* **Exercise material**
* * * * * * *

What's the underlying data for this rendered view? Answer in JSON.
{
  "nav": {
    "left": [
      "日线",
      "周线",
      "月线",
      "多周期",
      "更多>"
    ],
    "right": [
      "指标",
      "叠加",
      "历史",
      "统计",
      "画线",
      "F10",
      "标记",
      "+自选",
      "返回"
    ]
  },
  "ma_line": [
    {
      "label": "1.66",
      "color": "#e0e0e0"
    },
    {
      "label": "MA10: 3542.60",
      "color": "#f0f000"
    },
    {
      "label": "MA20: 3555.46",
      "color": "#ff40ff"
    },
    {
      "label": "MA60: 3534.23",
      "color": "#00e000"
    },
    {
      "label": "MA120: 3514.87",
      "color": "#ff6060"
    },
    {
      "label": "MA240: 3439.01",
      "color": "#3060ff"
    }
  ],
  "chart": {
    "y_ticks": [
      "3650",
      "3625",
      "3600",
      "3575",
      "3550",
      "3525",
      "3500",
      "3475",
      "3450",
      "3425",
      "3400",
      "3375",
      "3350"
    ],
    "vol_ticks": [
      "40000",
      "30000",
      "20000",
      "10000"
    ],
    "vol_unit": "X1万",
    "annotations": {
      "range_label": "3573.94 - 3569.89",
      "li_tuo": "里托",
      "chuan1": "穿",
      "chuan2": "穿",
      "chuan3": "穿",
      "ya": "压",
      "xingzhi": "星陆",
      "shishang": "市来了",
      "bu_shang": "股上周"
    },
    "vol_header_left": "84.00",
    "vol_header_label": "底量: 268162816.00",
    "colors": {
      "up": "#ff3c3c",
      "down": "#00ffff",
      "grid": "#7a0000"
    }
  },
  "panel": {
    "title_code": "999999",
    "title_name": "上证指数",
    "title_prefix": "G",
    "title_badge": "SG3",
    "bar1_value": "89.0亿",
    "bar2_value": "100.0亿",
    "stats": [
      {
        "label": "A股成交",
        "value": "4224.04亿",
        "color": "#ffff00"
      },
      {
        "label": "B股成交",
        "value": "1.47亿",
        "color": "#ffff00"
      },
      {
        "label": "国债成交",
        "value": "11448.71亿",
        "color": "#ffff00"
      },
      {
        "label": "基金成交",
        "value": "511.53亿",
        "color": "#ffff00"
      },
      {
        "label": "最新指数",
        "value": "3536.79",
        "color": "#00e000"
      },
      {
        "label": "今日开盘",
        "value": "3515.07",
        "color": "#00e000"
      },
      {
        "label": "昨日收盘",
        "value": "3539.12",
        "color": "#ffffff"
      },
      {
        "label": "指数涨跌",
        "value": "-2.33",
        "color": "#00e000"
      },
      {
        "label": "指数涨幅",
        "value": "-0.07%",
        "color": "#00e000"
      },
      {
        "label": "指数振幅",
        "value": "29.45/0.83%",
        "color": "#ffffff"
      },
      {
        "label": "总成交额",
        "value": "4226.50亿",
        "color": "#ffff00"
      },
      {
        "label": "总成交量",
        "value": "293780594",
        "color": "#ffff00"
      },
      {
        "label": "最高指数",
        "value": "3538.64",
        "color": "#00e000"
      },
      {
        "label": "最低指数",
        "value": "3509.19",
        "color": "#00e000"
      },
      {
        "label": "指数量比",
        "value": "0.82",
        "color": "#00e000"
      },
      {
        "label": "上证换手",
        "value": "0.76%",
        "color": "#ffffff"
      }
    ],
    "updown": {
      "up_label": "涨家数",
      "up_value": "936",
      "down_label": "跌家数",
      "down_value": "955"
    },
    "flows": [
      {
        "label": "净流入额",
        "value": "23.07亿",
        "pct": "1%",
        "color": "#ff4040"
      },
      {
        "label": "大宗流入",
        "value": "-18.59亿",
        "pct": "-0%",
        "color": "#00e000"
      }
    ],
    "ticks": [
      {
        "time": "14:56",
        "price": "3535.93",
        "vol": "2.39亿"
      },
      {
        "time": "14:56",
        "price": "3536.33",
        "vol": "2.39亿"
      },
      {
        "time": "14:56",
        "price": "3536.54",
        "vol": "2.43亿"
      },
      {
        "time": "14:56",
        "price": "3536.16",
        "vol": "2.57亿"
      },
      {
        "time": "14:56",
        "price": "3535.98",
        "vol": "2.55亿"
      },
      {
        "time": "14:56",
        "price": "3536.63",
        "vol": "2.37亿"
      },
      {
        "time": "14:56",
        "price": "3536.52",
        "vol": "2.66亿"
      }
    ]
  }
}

* * * * * * *

* **Task goal**
List every line above that holds the word "price".

* **In response**
        "price": "3535.93",
        "price": "3536.33",
        "price": "3536.54",
        "price": "3536.16",
        "price": "3535.98",
        "price": "3536.63",
        "price": "3536.52",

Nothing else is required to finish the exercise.